## Your instructions
Can you reproduce these records line for line, with no changes?

## Exercise data
::::::
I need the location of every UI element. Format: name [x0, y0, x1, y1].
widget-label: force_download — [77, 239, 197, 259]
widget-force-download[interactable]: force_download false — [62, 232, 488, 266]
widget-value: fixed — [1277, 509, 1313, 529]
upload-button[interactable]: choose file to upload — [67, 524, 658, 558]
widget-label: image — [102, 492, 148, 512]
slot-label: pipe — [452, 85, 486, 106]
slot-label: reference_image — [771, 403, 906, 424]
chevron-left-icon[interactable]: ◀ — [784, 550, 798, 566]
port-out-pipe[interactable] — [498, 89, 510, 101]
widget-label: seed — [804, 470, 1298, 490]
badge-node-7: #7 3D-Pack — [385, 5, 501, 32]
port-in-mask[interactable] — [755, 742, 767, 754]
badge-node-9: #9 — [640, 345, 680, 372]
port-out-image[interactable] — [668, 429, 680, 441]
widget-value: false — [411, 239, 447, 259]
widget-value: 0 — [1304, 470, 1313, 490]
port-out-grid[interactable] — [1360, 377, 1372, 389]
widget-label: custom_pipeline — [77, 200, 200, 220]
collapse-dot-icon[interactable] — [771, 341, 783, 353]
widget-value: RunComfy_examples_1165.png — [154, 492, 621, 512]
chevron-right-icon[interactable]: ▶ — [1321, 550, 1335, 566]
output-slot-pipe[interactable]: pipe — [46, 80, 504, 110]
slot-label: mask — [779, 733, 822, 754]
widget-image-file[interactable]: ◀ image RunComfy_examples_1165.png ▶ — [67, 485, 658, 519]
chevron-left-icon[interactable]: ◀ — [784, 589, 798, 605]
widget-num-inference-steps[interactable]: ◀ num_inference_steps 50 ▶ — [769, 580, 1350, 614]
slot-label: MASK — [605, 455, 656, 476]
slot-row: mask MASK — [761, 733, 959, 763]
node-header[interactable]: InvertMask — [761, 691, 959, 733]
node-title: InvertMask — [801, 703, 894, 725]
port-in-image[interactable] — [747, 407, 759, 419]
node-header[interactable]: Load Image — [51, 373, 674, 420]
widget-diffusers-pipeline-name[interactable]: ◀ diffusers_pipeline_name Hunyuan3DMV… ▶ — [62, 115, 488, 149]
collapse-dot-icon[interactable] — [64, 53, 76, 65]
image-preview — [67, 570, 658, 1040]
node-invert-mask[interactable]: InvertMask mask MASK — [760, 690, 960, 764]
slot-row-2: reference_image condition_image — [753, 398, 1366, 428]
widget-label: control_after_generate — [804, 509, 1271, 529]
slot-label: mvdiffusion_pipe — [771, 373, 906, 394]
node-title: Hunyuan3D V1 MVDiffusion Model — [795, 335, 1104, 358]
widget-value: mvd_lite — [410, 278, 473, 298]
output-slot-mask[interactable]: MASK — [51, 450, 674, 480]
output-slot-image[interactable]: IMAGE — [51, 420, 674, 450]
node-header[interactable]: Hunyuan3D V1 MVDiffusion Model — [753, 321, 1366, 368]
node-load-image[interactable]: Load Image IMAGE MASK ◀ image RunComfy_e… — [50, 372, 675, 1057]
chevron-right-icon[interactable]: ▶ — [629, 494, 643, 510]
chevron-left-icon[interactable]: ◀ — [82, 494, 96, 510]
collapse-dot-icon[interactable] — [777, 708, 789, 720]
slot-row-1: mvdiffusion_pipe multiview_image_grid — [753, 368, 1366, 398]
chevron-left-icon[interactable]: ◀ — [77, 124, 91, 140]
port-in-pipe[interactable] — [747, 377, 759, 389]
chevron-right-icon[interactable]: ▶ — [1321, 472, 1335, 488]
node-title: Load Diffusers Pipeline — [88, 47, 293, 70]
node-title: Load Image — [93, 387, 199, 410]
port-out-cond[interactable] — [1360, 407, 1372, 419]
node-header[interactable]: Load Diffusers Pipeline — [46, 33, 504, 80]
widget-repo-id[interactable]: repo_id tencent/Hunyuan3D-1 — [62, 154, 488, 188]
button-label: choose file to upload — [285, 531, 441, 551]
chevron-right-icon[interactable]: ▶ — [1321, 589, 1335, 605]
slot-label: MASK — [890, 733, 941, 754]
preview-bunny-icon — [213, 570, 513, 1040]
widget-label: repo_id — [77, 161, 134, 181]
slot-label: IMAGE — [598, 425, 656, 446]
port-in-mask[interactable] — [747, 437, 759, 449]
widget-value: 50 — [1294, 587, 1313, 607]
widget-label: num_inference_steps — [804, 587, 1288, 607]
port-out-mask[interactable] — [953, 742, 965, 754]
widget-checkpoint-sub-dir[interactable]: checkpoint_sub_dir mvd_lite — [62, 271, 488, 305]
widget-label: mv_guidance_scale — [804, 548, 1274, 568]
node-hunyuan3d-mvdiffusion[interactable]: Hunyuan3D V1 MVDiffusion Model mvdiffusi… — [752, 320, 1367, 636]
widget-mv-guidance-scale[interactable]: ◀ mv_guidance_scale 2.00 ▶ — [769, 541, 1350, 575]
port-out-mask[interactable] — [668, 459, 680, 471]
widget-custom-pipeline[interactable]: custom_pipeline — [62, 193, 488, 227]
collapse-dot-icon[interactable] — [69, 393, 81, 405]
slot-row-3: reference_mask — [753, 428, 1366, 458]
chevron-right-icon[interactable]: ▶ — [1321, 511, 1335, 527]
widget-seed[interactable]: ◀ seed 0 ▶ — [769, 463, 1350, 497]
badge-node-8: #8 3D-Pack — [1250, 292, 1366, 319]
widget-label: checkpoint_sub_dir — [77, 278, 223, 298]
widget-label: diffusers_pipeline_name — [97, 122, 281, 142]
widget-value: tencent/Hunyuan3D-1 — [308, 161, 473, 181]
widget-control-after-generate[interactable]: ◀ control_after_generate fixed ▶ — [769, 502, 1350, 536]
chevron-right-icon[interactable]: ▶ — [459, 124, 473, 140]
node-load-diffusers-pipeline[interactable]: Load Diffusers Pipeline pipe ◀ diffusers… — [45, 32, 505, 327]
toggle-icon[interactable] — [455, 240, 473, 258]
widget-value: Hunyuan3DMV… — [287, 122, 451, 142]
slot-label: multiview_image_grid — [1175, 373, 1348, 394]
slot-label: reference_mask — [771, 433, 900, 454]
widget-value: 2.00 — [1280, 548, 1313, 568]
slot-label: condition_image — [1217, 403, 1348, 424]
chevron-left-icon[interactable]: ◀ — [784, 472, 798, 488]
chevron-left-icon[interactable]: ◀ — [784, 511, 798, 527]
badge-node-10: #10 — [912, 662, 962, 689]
::::::
## Solution for this problem
I need the location of every UI element. Format: name [x0, y0, x1, y1].
widget-label: force_download — [77, 239, 197, 259]
widget-force-download[interactable]: force_download false — [62, 232, 488, 266]
widget-value: fixed — [1277, 509, 1313, 529]
upload-button[interactable]: choose file to upload — [67, 524, 658, 558]
widget-label: image — [102, 492, 148, 512]
slot-label: pipe — [452, 85, 486, 106]
slot-label: reference_image — [771, 403, 906, 424]
chevron-left-icon[interactable]: ◀ — [784, 550, 798, 566]
port-out-pipe[interactable] — [498, 89, 510, 101]
widget-label: seed — [804, 470, 1298, 490]
badge-node-7: #7 3D-Pack — [385, 5, 501, 32]
port-in-mask[interactable] — [755, 742, 767, 754]
badge-node-9: #9 — [640, 345, 680, 372]
port-out-image[interactable] — [668, 429, 680, 441]
widget-value: false — [411, 239, 447, 259]
widget-value: 0 — [1304, 470, 1313, 490]
port-out-grid[interactable] — [1360, 377, 1372, 389]
widget-label: custom_pipeline — [77, 200, 200, 220]
collapse-dot-icon[interactable] — [771, 341, 783, 353]
widget-value: RunComfy_examples_1165.png — [154, 492, 621, 512]
chevron-right-icon[interactable]: ▶ — [1321, 550, 1335, 566]
output-slot-pipe[interactable]: pipe — [46, 80, 504, 110]
slot-label: mask — [779, 733, 822, 754]
widget-image-file[interactable]: ◀ image RunComfy_examples_1165.png ▶ — [67, 485, 658, 519]
chevron-left-icon[interactable]: ◀ — [784, 589, 798, 605]
widget-num-inference-steps[interactable]: ◀ num_inference_steps 50 ▶ — [769, 580, 1350, 614]
slot-label: MASK — [605, 455, 656, 476]
slot-row: mask MASK — [761, 733, 959, 763]
node-header[interactable]: InvertMask — [761, 691, 959, 733]
node-title: InvertMask — [801, 703, 894, 725]
port-in-image[interactable] — [747, 407, 759, 419]
node-header[interactable]: Load Image — [51, 373, 674, 420]
widget-diffusers-pipeline-name[interactable]: ◀ diffusers_pipeline_name Hunyuan3DMV… ▶ — [62, 115, 488, 149]
collapse-dot-icon[interactable] — [64, 53, 76, 65]
image-preview — [67, 570, 658, 1040]
node-invert-mask[interactable]: InvertMask mask MASK — [760, 690, 960, 764]
slot-row-2: reference_image condition_image — [753, 398, 1366, 428]
widget-label: control_after_generate — [804, 509, 1271, 529]
slot-label: mvdiffusion_pipe — [771, 373, 906, 394]
node-title: Hunyuan3D V1 MVDiffusion Model — [795, 335, 1104, 358]
widget-value: mvd_lite — [410, 278, 473, 298]
output-slot-mask[interactable]: MASK — [51, 450, 674, 480]
output-slot-image[interactable]: IMAGE — [51, 420, 674, 450]
node-header[interactable]: Hunyuan3D V1 MVDiffusion Model — [753, 321, 1366, 368]
node-load-image[interactable]: Load Image IMAGE MASK ◀ image RunComfy_e… — [50, 372, 675, 1057]
chevron-right-icon[interactable]: ▶ — [629, 494, 643, 510]
chevron-left-icon[interactable]: ◀ — [82, 494, 96, 510]
collapse-dot-icon[interactable] — [777, 708, 789, 720]
slot-row-1: mvdiffusion_pipe multiview_image_grid — [753, 368, 1366, 398]
chevron-left-icon[interactable]: ◀ — [77, 124, 91, 140]
port-in-pipe[interactable] — [747, 377, 759, 389]
chevron-right-icon[interactable]: ▶ — [1321, 472, 1335, 488]
node-title: Load Diffusers Pipeline — [88, 47, 293, 70]
node-title: Load Image — [93, 387, 199, 410]
port-out-cond[interactable] — [1360, 407, 1372, 419]
node-header[interactable]: Load Diffusers Pipeline — [46, 33, 504, 80]
widget-repo-id[interactable]: repo_id tencent/Hunyuan3D-1 — [62, 154, 488, 188]
button-label: choose file to upload — [285, 531, 441, 551]
chevron-right-icon[interactable]: ▶ — [1321, 589, 1335, 605]
slot-label: MASK — [890, 733, 941, 754]
preview-bunny-icon — [213, 570, 513, 1040]
widget-label: repo_id — [77, 161, 134, 181]
slot-label: IMAGE — [598, 425, 656, 446]
port-in-mask[interactable] — [747, 437, 759, 449]
widget-value: 50 — [1294, 587, 1313, 607]
widget-label: num_inference_steps — [804, 587, 1288, 607]
port-out-mask[interactable] — [953, 742, 965, 754]
widget-checkpoint-sub-dir[interactable]: checkpoint_sub_dir mvd_lite — [62, 271, 488, 305]
widget-label: mv_guidance_scale — [804, 548, 1274, 568]
node-hunyuan3d-mvdiffusion[interactable]: Hunyuan3D V1 MVDiffusion Model mvdiffusi… — [752, 320, 1367, 636]
widget-mv-guidance-scale[interactable]: ◀ mv_guidance_scale 2.00 ▶ — [769, 541, 1350, 575]
port-out-mask[interactable] — [668, 459, 680, 471]
widget-custom-pipeline[interactable]: custom_pipeline — [62, 193, 488, 227]
collapse-dot-icon[interactable] — [69, 393, 81, 405]
slot-row-3: reference_mask — [753, 428, 1366, 458]
chevron-right-icon[interactable]: ▶ — [1321, 511, 1335, 527]
widget-seed[interactable]: ◀ seed 0 ▶ — [769, 463, 1350, 497]
badge-node-8: #8 3D-Pack — [1250, 292, 1366, 319]
widget-label: checkpoint_sub_dir — [77, 278, 223, 298]
widget-label: diffusers_pipeline_name — [97, 122, 281, 142]
widget-value: tencent/Hunyuan3D-1 — [308, 161, 473, 181]
widget-control-after-generate[interactable]: ◀ control_after_generate fixed ▶ — [769, 502, 1350, 536]
chevron-right-icon[interactable]: ▶ — [459, 124, 473, 140]
node-load-diffusers-pipeline[interactable]: Load Diffusers Pipeline pipe ◀ diffusers… — [45, 32, 505, 327]
toggle-icon[interactable] — [455, 240, 473, 258]
widget-value: Hunyuan3DMV… — [287, 122, 451, 142]
slot-label: multiview_image_grid — [1175, 373, 1348, 394]
slot-label: reference_mask — [771, 433, 900, 454]
widget-value: 2.00 — [1280, 548, 1313, 568]
slot-label: condition_image — [1217, 403, 1348, 424]
chevron-left-icon[interactable]: ◀ — [784, 472, 798, 488]
chevron-left-icon[interactable]: ◀ — [784, 511, 798, 527]
badge-node-10: #10 — [912, 662, 962, 689]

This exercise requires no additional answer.